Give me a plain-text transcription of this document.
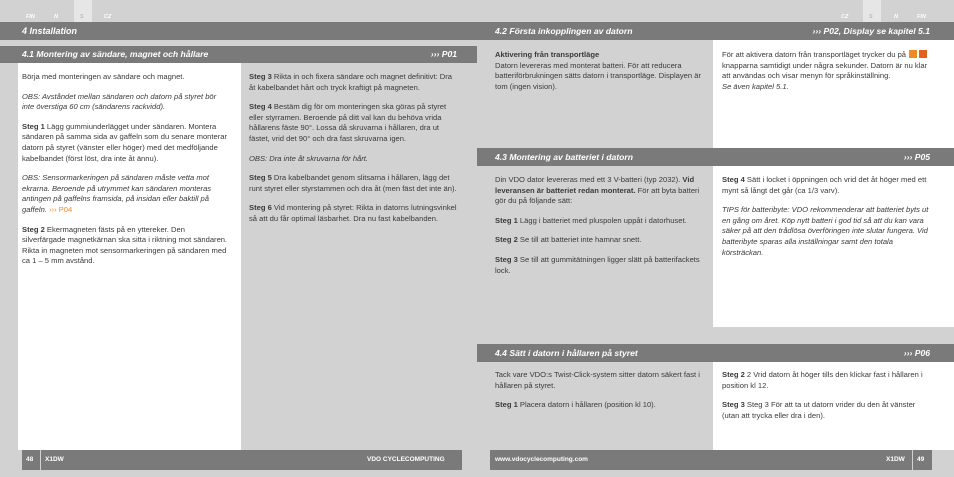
FIN	N	S	CZ	CZ	S	N	FIN
4 Installation
4.1 Montering av sändare, magnet och hållare	››› P01

Börja med monteringen av sändare och magnet.

OBS: Avståndet mellan sändaren och datorn på styret bör inte överstiga 60 cm (sändarens rackvidd).

Steg 1 Lägg gummiunderlägget under sändaren. Montera sändaren på samma sida av gaffeln som du senare monterar datorn på styret (vänster eller höger) med det medföljande kabelbandet (först löst, dra inte åt ännu).

OBS: Sensormarkeringen på sändaren måste vetta mot ekrarna. Beroende på utrymmet kan sändaren monteras antingen på gaffelns framsida, på insidan eller baktill på gaffeln. ››› P04

Steg 2 Ekermagneten fästs på en yttereker. Den silverfärgade magnetkärnan ska sitta i riktning mot sändaren. Rikta in magneten mot sensormarkeringen på sändaren med ca 1 – 5 mm avstånd.

Steg 3 Rikta in och fixera sändare och magnet definitivt: Dra åt kabelbandet hårt och tryck kraftigt på magneten.

Steg 4 Bestäm dig för om monteringen ska göras på styret eller styrramen. Beroende på ditt val kan du behöva vrida hållarens fäste 90°. Lossa då skruvarna i hållaren, dra ut fästet, vrid det 90° och dra fast skruvarna igen.

OBS: Dra inte åt skruvarna för hårt.

Steg 5 Dra kabelbandet genom slitsarna i hållaren, lägg det runt styret eller styrstammen och dra åt (men fäst det inte än).

Steg 6 Vid montering på styret: Rikta in datorns lutningsvinkel så att du får optimal läsbarhet. Dra nu fast kabelbanden.

4.2 Första inkopplingen av datorn	››› P02, Display se kapitel 5.1

Aktivering från transportläge
Datorn levereras med monterat batteri. För att reducera batteriförbrukningen sätts datorn i transportläge. Displayen är tom (ingen vision).

För att aktivera datorn från transportläget trycker du på  knapparna samtidigt under några sekunder. Datorn är nu klar att användas och visar menyn för språkinställning.
Se även kapitel 5.1.

4.3 Montering av batteriet i datorn	››› P05

Din VDO dator levereras med ett 3 V-batteri (typ 2032). Vid leveransen är batteriet redan monterat. För att byta batteri gör du på följande sätt:

Steg 1 Lägg i batteriet med pluspolen uppåt i datorhuset.

Steg 2 Se till att batteriet inte hamnar snett.

Steg 3 Se till att gummitätningen ligger slätt på batterifackets lock.

Steg 4 Sätt i locket i öppningen och vrid det åt höger med ett mynt så långt det går (ca 1/3 varv).

TIPS för batteribyte: VDO rekommenderar att batteriet byts ut en gång om året. Köp nytt batteri i god tid så att du kan vara säker på att den trådlösa överföringen inte slutar fungera. Vid batteribyte sparas alla inställningar samt den totala körsträckan.

4.4 Sätt i datorn i hållaren på styret	››› P06

Tack vare VDO:s Twist-Click-system sitter datorn säkert fast i hållaren på styret.

Steg 1 Placera datorn i hållaren (position kl 10).

Steg 2 2 Vrid datorn åt höger tills den klickar fast i hållaren i position kl 12.

Steg 3 Steg 3 För att ta ut datorn vrider du den åt vänster (utan att trycka eller dra i den).

48 X1DW	VDO CYCLECOMPUTING	www.vdocyclecomputing.com	X1DW 49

- - - -

» The task:
The preceding entries are to be returned verbatim, with every picture excluded.

» Your response:
Give me a plain-text transcription of this document.
FIN	N	S	CZ	CZ	S	N	FIN
4 Installation
4.1 Montering av sändare, magnet och hållare	››› P01

Börja med monteringen av sändare och magnet.

OBS: Avståndet mellan sändaren och datorn på styret bör inte överstiga 60 cm (sändarens rackvidd).

Steg 1 Lägg gummiunderlägget under sändaren. Montera sändaren på samma sida av gaffeln som du senare monterar datorn på styret (vänster eller höger) med det medföljande kabelbandet (först löst, dra inte åt ännu).

OBS: Sensormarkeringen på sändaren måste vetta mot ekrarna. Beroende på utrymmet kan sändaren monteras antingen på gaffelns framsida, på insidan eller baktill på gaffeln. ››› P04

Steg 2 Ekermagneten fästs på en yttereker. Den silverfärgade magnetkärnan ska sitta i riktning mot sändaren. Rikta in magneten mot sensormarkeringen på sändaren med ca 1 – 5 mm avstånd.

Steg 3 Rikta in och fixera sändare och magnet definitivt: Dra åt kabelbandet hårt och tryck kraftigt på magneten.

Steg 4 Bestäm dig för om monteringen ska göras på styret eller styrramen. Beroende på ditt val kan du behöva vrida hållarens fäste 90°. Lossa då skruvarna i hållaren, dra ut fästet, vrid det 90° och dra fast skruvarna igen.

OBS: Dra inte åt skruvarna för hårt.

Steg 5 Dra kabelbandet genom slitsarna i hållaren, lägg det runt styret eller styrstammen och dra åt (men fäst det inte än).

Steg 6 Vid montering på styret: Rikta in datorns lutningsvinkel så att du får optimal läsbarhet. Dra nu fast kabelbanden.

4.2 Första inkopplingen av datorn	››› P02, Display se kapitel 5.1

Aktivering från transportläge
Datorn levereras med monterat batteri. För att reducera batteriförbrukningen sätts datorn i transportläge. Displayen är tom (ingen vision).

För att aktivera datorn från transportläget trycker du på  knapparna samtidigt under några sekunder. Datorn är nu klar att användas och visar menyn för språkinställning.
Se även kapitel 5.1.

4.3 Montering av batteriet i datorn	››› P05

Din VDO dator levereras med ett 3 V-batteri (typ 2032). Vid leveransen är batteriet redan monterat. För att byta batteri gör du på följande sätt:

Steg 1 Lägg i batteriet med pluspolen uppåt i datorhuset.

Steg 2 Se till att batteriet inte hamnar snett.

Steg 3 Se till att gummitätningen ligger slätt på batterifackets lock.

Steg 4 Sätt i locket i öppningen och vrid det åt höger med ett mynt så långt det går (ca 1/3 varv).

TIPS för batteribyte: VDO rekommenderar att batteriet byts ut en gång om året. Köp nytt batteri i god tid så att du kan vara säker på att den trådlösa överföringen inte slutar fungera. Vid batteribyte sparas alla inställningar samt den totala körsträckan.

4.4 Sätt i datorn i hållaren på styret	››› P06

Tack vare VDO:s Twist-Click-system sitter datorn säkert fast i hållaren på styret.

Steg 1 Placera datorn i hållaren (position kl 10).

Steg 2 2 Vrid datorn åt höger tills den klickar fast i hållaren i position kl 12.

Steg 3 Steg 3 För att ta ut datorn vrider du den åt vänster (utan att trycka eller dra i den).

48 X1DW	VDO CYCLECOMPUTING	www.vdocyclecomputing.com	X1DW 49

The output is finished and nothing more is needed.